Task requirements:
Select every line containing the word "ordering" from the material, and copy those lines.

>>>

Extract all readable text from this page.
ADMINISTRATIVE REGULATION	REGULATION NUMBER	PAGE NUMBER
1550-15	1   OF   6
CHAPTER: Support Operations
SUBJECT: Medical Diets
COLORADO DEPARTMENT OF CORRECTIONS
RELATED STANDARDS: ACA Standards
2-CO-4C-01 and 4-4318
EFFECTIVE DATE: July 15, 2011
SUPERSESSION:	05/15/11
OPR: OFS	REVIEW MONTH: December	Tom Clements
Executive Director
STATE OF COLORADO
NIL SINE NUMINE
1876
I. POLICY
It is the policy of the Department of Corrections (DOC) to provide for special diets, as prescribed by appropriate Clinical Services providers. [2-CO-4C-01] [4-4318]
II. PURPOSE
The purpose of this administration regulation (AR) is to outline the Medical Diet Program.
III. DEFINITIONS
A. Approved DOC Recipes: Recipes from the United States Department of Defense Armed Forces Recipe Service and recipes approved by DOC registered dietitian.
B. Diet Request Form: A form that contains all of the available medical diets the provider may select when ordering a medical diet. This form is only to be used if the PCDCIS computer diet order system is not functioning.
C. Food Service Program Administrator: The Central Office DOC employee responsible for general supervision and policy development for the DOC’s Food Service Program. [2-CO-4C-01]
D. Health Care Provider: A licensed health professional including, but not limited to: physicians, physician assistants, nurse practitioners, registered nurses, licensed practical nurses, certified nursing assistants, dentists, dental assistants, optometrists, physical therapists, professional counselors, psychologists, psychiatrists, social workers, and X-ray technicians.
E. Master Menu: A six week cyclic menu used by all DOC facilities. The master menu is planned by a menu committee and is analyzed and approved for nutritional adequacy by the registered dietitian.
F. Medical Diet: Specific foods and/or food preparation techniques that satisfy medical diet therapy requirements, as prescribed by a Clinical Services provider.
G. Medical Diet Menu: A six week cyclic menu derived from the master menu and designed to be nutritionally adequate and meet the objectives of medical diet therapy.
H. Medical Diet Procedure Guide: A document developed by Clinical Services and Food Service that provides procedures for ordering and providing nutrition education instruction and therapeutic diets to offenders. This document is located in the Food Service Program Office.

<<<

Task answer:
B. Diet Request Form: A form that contains all of the available medical diets the provider may select when ordering a medical diet. This form is only to be used if the PCDCIS computer diet order system is not functioning.
H. Medical Diet Procedure Guide: A document developed by Clinical Services and Food Service that provides procedures for ordering and providing nutrition education instruction and therapeutic diets to offenders. This document is located in the Food Service Program Office.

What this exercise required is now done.